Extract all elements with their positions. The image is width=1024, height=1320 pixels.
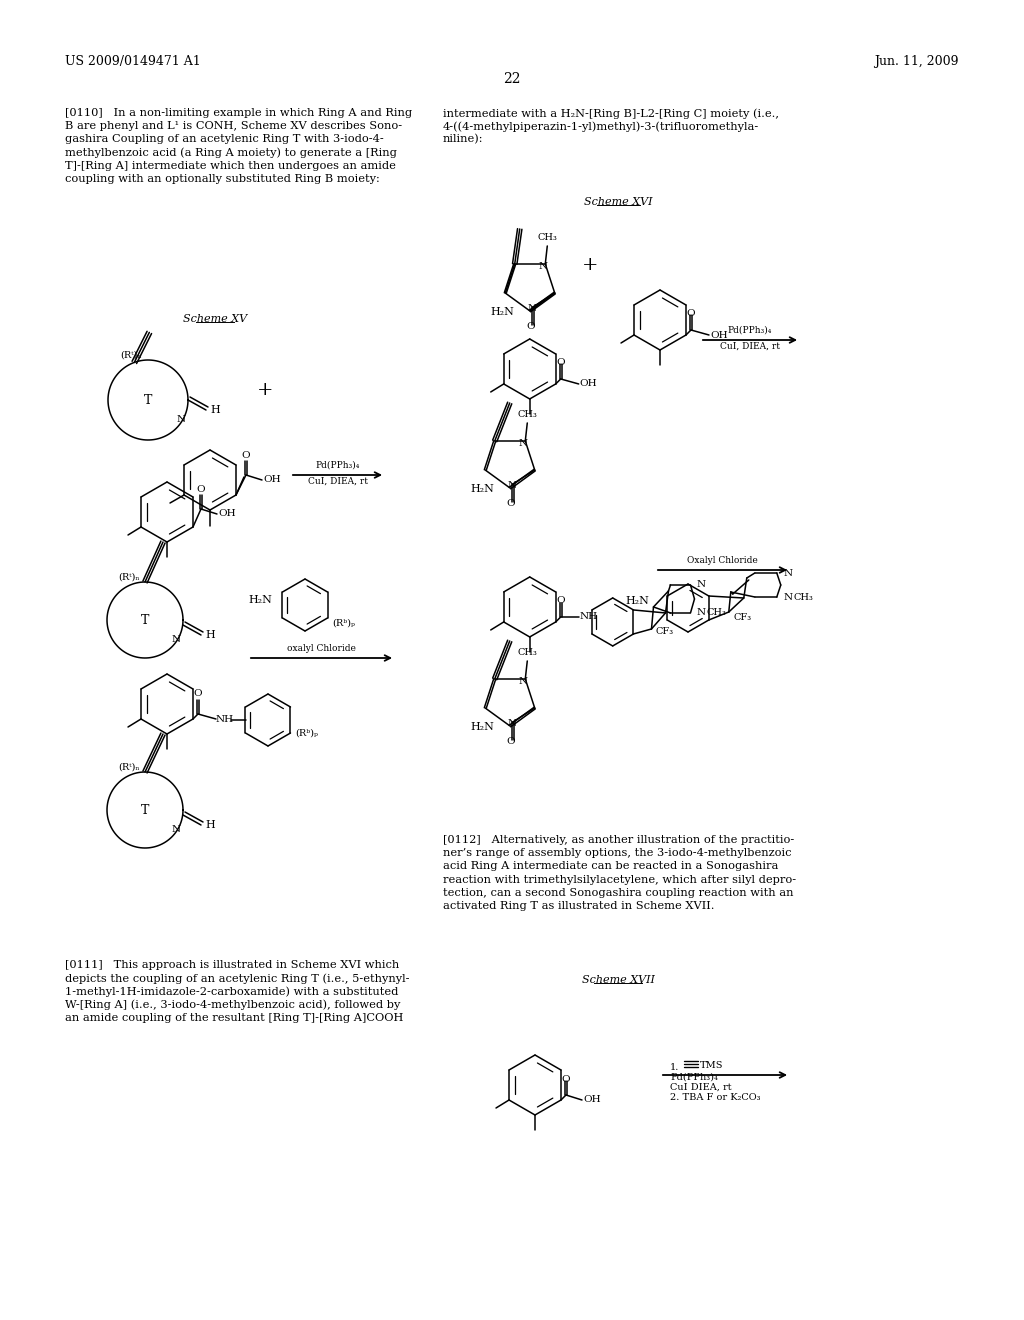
Text: depicts the coupling of an acetylenic Ring T (i.e., 5-ethynyl-: depicts the coupling of an acetylenic Ri… [65, 973, 410, 983]
Text: CH₃: CH₃ [707, 609, 726, 618]
Text: CH₃: CH₃ [794, 593, 814, 602]
Text: T]-[Ring A] intermediate which then undergoes an amide: T]-[Ring A] intermediate which then unde… [65, 161, 396, 170]
Text: oxalyl Chloride: oxalyl Chloride [287, 644, 356, 653]
Text: tection, can a second Sonogashira coupling reaction with an: tection, can a second Sonogashira coupli… [443, 888, 794, 898]
Text: 4-((4-methylpiperazin-1-yl)methyl)-3-(trifluoromethyla-: 4-((4-methylpiperazin-1-yl)methyl)-3-(tr… [443, 121, 759, 132]
Text: CuI DIEA, rt: CuI DIEA, rt [670, 1082, 731, 1092]
Text: N: N [527, 304, 537, 313]
Text: O: O [242, 450, 250, 459]
Text: acid Ring A intermediate can be reacted in a Sonogashira: acid Ring A intermediate can be reacted … [443, 862, 778, 871]
Text: H: H [205, 630, 215, 640]
Text: W-[Ring A] (i.e., 3-iodo-4-methylbenzoic acid), followed by: W-[Ring A] (i.e., 3-iodo-4-methylbenzoic… [65, 999, 400, 1010]
Text: OH: OH [710, 330, 728, 339]
Text: N: N [519, 440, 527, 447]
Text: NH: NH [580, 612, 598, 622]
Text: +: + [582, 256, 598, 275]
Text: Oxalyl Chloride: Oxalyl Chloride [687, 556, 758, 565]
Text: Pd(PPh₃)₄: Pd(PPh₃)₄ [728, 326, 772, 335]
Text: 1-methyl-1H-imidazole-2-carboxamide) with a substituted: 1-methyl-1H-imidazole-2-carboxamide) wit… [65, 986, 398, 997]
Text: H: H [205, 820, 215, 830]
Text: (Rᵇ)ₚ: (Rᵇ)ₚ [296, 729, 318, 738]
Text: activated Ring T as illustrated in Scheme XVII.: activated Ring T as illustrated in Schem… [443, 902, 715, 911]
Text: (Rᵇ)ₚ: (Rᵇ)ₚ [333, 619, 355, 627]
Text: T: T [143, 393, 153, 407]
Text: O: O [562, 1074, 570, 1084]
Text: coupling with an optionally substituted Ring B moiety:: coupling with an optionally substituted … [65, 174, 380, 183]
Text: B are phenyl and L¹ is CONH, Scheme XV describes Sono-: B are phenyl and L¹ is CONH, Scheme XV d… [65, 121, 402, 131]
Text: CH₃: CH₃ [538, 234, 557, 243]
Text: Scheme XV: Scheme XV [183, 314, 247, 323]
Text: 1.: 1. [670, 1063, 679, 1072]
Text: O: O [687, 309, 695, 318]
Text: H₂N: H₂N [471, 722, 495, 733]
Text: N: N [783, 593, 793, 602]
Text: US 2009/0149471 A1: US 2009/0149471 A1 [65, 55, 201, 69]
Text: niline):: niline): [443, 135, 483, 145]
Text: N: N [696, 609, 706, 618]
Text: OH: OH [218, 510, 236, 519]
Text: N: N [696, 581, 706, 590]
Text: TMS: TMS [700, 1060, 724, 1069]
Text: Scheme XVII: Scheme XVII [582, 975, 654, 985]
Text: O: O [507, 737, 515, 746]
Text: Pd(PPh₃)₄: Pd(PPh₃)₄ [315, 461, 359, 470]
Text: N: N [539, 261, 548, 271]
Text: CF₃: CF₃ [655, 627, 674, 636]
Text: H₂N: H₂N [626, 597, 649, 606]
Text: methylbenzoic acid (a Ring A moiety) to generate a [Ring: methylbenzoic acid (a Ring A moiety) to … [65, 148, 397, 158]
Text: CuI, DIEA, rt: CuI, DIEA, rt [307, 477, 368, 486]
Text: (Rᵗ)ₙ: (Rᵗ)ₙ [119, 573, 140, 582]
Text: H₂N: H₂N [490, 308, 515, 317]
Text: N: N [508, 480, 516, 490]
Text: Jun. 11, 2009: Jun. 11, 2009 [874, 55, 959, 69]
Text: (Rᵗ)ₙ: (Rᵗ)ₙ [119, 763, 140, 771]
Text: CuI, DIEA, rt: CuI, DIEA, rt [720, 342, 780, 351]
Text: (Rᵗ)ₙ: (Rᵗ)ₙ [120, 351, 141, 359]
Text: reaction with trimethylsilylacetylene, which after silyl depro-: reaction with trimethylsilylacetylene, w… [443, 875, 796, 884]
Text: OH: OH [583, 1096, 601, 1105]
Text: CH₃: CH₃ [517, 648, 538, 657]
Text: OH: OH [263, 475, 281, 484]
Text: N: N [783, 569, 793, 578]
Text: O: O [194, 689, 203, 698]
Text: N: N [176, 416, 185, 425]
Text: H₂N: H₂N [248, 595, 272, 605]
Text: O: O [556, 358, 565, 367]
Text: +: + [257, 381, 273, 399]
Text: 22: 22 [503, 73, 521, 86]
Text: O: O [197, 484, 205, 494]
Text: T: T [141, 614, 150, 627]
Text: N: N [171, 635, 180, 644]
Text: N: N [508, 719, 516, 729]
Text: [0111]   This approach is illustrated in Scheme XVI which: [0111] This approach is illustrated in S… [65, 960, 399, 970]
Text: CF₃: CF₃ [734, 612, 752, 622]
Text: Pd(PPh₃)₄: Pd(PPh₃)₄ [670, 1072, 718, 1081]
Text: OH: OH [580, 379, 597, 388]
Text: CH₃: CH₃ [517, 411, 538, 420]
Text: intermediate with a H₂N-[Ring B]-L2-[Ring C] moiety (i.e.,: intermediate with a H₂N-[Ring B]-L2-[Rin… [443, 108, 779, 119]
Text: 2. TBA F or K₂CO₃: 2. TBA F or K₂CO₃ [670, 1093, 761, 1101]
Text: an amide coupling of the resultant [Ring T]-[Ring A]COOH: an amide coupling of the resultant [Ring… [65, 1012, 403, 1023]
Text: H₂N: H₂N [471, 484, 495, 494]
Text: N: N [171, 825, 180, 833]
Text: [0112]   Alternatively, as another illustration of the practitio-: [0112] Alternatively, as another illustr… [443, 836, 795, 845]
Text: ner’s range of assembly options, the 3-iodo-4-methylbenzoic: ner’s range of assembly options, the 3-i… [443, 849, 792, 858]
Text: H: H [210, 405, 220, 414]
Text: gashira Coupling of an acetylenic Ring T with 3-iodo-4-: gashira Coupling of an acetylenic Ring T… [65, 135, 384, 144]
Text: [0110]   In a non-limiting example in which Ring A and Ring: [0110] In a non-limiting example in whic… [65, 108, 412, 117]
Text: NH: NH [216, 714, 234, 723]
Text: O: O [507, 499, 515, 508]
Text: O: O [526, 322, 535, 331]
Text: O: O [556, 595, 565, 605]
Text: Scheme XVI: Scheme XVI [584, 197, 652, 207]
Text: N: N [519, 677, 527, 686]
Text: T: T [141, 804, 150, 817]
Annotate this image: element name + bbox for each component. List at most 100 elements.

___

• WRITTEN INSTRUCTION
Copy every line of the data above word for word, leaving out the pictures.

• CORRECT RESPONSE
Extract all elements with their positions. The image is width=1024, height=1320 pixels.
Text: depicts the coupling of an acetylenic Ring T (i.e., 5-ethynyl-: depicts the coupling of an acetylenic Ri… [65, 973, 410, 983]
Text: CH₃: CH₃ [707, 609, 726, 618]
Text: CH₃: CH₃ [794, 593, 814, 602]
Text: T]-[Ring A] intermediate which then undergoes an amide: T]-[Ring A] intermediate which then unde… [65, 161, 396, 170]
Text: oxalyl Chloride: oxalyl Chloride [287, 644, 356, 653]
Text: tection, can a second Sonogashira coupling reaction with an: tection, can a second Sonogashira coupli… [443, 888, 794, 898]
Text: 4-((4-methylpiperazin-1-yl)methyl)-3-(trifluoromethyla-: 4-((4-methylpiperazin-1-yl)methyl)-3-(tr… [443, 121, 759, 132]
Text: CuI DIEA, rt: CuI DIEA, rt [670, 1082, 731, 1092]
Text: N: N [527, 304, 537, 313]
Text: O: O [242, 450, 250, 459]
Text: acid Ring A intermediate can be reacted in a Sonogashira: acid Ring A intermediate can be reacted … [443, 862, 778, 871]
Text: H: H [205, 630, 215, 640]
Text: W-[Ring A] (i.e., 3-iodo-4-methylbenzoic acid), followed by: W-[Ring A] (i.e., 3-iodo-4-methylbenzoic… [65, 999, 400, 1010]
Text: OH: OH [710, 330, 728, 339]
Text: N: N [519, 440, 527, 447]
Text: NH: NH [580, 612, 598, 622]
Text: +: + [582, 256, 598, 275]
Text: Oxalyl Chloride: Oxalyl Chloride [687, 556, 758, 565]
Text: Pd(PPh₃)₄: Pd(PPh₃)₄ [728, 326, 772, 335]
Text: 1-methyl-1H-imidazole-2-carboxamide) with a substituted: 1-methyl-1H-imidazole-2-carboxamide) wit… [65, 986, 398, 997]
Text: H: H [205, 820, 215, 830]
Text: (Rᵇ)ₚ: (Rᵇ)ₚ [296, 729, 318, 738]
Text: activated Ring T as illustrated in Scheme XVII.: activated Ring T as illustrated in Schem… [443, 902, 715, 911]
Text: (Rᵇ)ₚ: (Rᵇ)ₚ [333, 619, 355, 627]
Text: T: T [143, 393, 153, 407]
Text: O: O [562, 1074, 570, 1084]
Text: coupling with an optionally substituted Ring B moiety:: coupling with an optionally substituted … [65, 174, 380, 183]
Text: B are phenyl and L¹ is CONH, Scheme XV describes Sono-: B are phenyl and L¹ is CONH, Scheme XV d… [65, 121, 402, 131]
Text: CH₃: CH₃ [538, 234, 557, 243]
Text: Scheme XV: Scheme XV [183, 314, 247, 323]
Text: 1.: 1. [670, 1063, 679, 1072]
Text: O: O [687, 309, 695, 318]
Text: H₂N: H₂N [471, 722, 495, 733]
Text: N: N [783, 593, 793, 602]
Text: US 2009/0149471 A1: US 2009/0149471 A1 [65, 55, 201, 69]
Text: niline):: niline): [443, 135, 483, 145]
Text: N: N [696, 609, 706, 618]
Text: OH: OH [218, 510, 236, 519]
Text: N: N [696, 581, 706, 590]
Text: TMS: TMS [700, 1060, 724, 1069]
Text: Scheme XVII: Scheme XVII [582, 975, 654, 985]
Text: O: O [507, 737, 515, 746]
Text: Pd(PPh₃)₄: Pd(PPh₃)₄ [315, 461, 359, 470]
Text: N: N [539, 261, 548, 271]
Text: CF₃: CF₃ [655, 627, 674, 636]
Text: H₂N: H₂N [626, 597, 649, 606]
Text: methylbenzoic acid (a Ring A moiety) to generate a [Ring: methylbenzoic acid (a Ring A moiety) to … [65, 148, 397, 158]
Text: CuI, DIEA, rt: CuI, DIEA, rt [307, 477, 368, 486]
Text: (Rᵗ)ₙ: (Rᵗ)ₙ [119, 573, 140, 582]
Text: H₂N: H₂N [490, 308, 515, 317]
Text: N: N [508, 480, 516, 490]
Text: Jun. 11, 2009: Jun. 11, 2009 [874, 55, 959, 69]
Text: (Rᵗ)ₙ: (Rᵗ)ₙ [119, 763, 140, 771]
Text: CuI, DIEA, rt: CuI, DIEA, rt [720, 342, 780, 351]
Text: (Rᵗ)ₙ: (Rᵗ)ₙ [120, 351, 141, 359]
Text: reaction with trimethylsilylacetylene, which after silyl depro-: reaction with trimethylsilylacetylene, w… [443, 875, 796, 884]
Text: OH: OH [583, 1096, 601, 1105]
Text: CH₃: CH₃ [517, 648, 538, 657]
Text: OH: OH [263, 475, 281, 484]
Text: N: N [783, 569, 793, 578]
Text: O: O [194, 689, 203, 698]
Text: N: N [176, 416, 185, 425]
Text: H₂N: H₂N [248, 595, 272, 605]
Text: O: O [556, 358, 565, 367]
Text: +: + [257, 381, 273, 399]
Text: 22: 22 [503, 73, 521, 86]
Text: O: O [197, 484, 205, 494]
Text: T: T [141, 614, 150, 627]
Text: N: N [171, 635, 180, 644]
Text: N: N [508, 719, 516, 729]
Text: [0111]   This approach is illustrated in Scheme XVI which: [0111] This approach is illustrated in S… [65, 960, 399, 970]
Text: CF₃: CF₃ [734, 612, 752, 622]
Text: Pd(PPh₃)₄: Pd(PPh₃)₄ [670, 1072, 718, 1081]
Text: OH: OH [580, 379, 597, 388]
Text: CH₃: CH₃ [517, 411, 538, 420]
Text: intermediate with a H₂N-[Ring B]-L2-[Ring C] moiety (i.e.,: intermediate with a H₂N-[Ring B]-L2-[Rin… [443, 108, 779, 119]
Text: 2. TBA F or K₂CO₃: 2. TBA F or K₂CO₃ [670, 1093, 761, 1101]
Text: an amide coupling of the resultant [Ring T]-[Ring A]COOH: an amide coupling of the resultant [Ring… [65, 1012, 403, 1023]
Text: H₂N: H₂N [471, 484, 495, 494]
Text: N: N [171, 825, 180, 833]
Text: [0112]   Alternatively, as another illustration of the practitio-: [0112] Alternatively, as another illustr… [443, 836, 795, 845]
Text: ner’s range of assembly options, the 3-iodo-4-methylbenzoic: ner’s range of assembly options, the 3-i… [443, 849, 792, 858]
Text: H: H [210, 405, 220, 414]
Text: gashira Coupling of an acetylenic Ring T with 3-iodo-4-: gashira Coupling of an acetylenic Ring T… [65, 135, 384, 144]
Text: [0110]   In a non-limiting example in which Ring A and Ring: [0110] In a non-limiting example in whic… [65, 108, 412, 117]
Text: NH: NH [216, 714, 234, 723]
Text: O: O [507, 499, 515, 508]
Text: O: O [526, 322, 535, 331]
Text: O: O [556, 595, 565, 605]
Text: Scheme XVI: Scheme XVI [584, 197, 652, 207]
Text: N: N [519, 677, 527, 686]
Text: T: T [141, 804, 150, 817]
Annotate this image: element name + bbox for each component. List at most 100 elements.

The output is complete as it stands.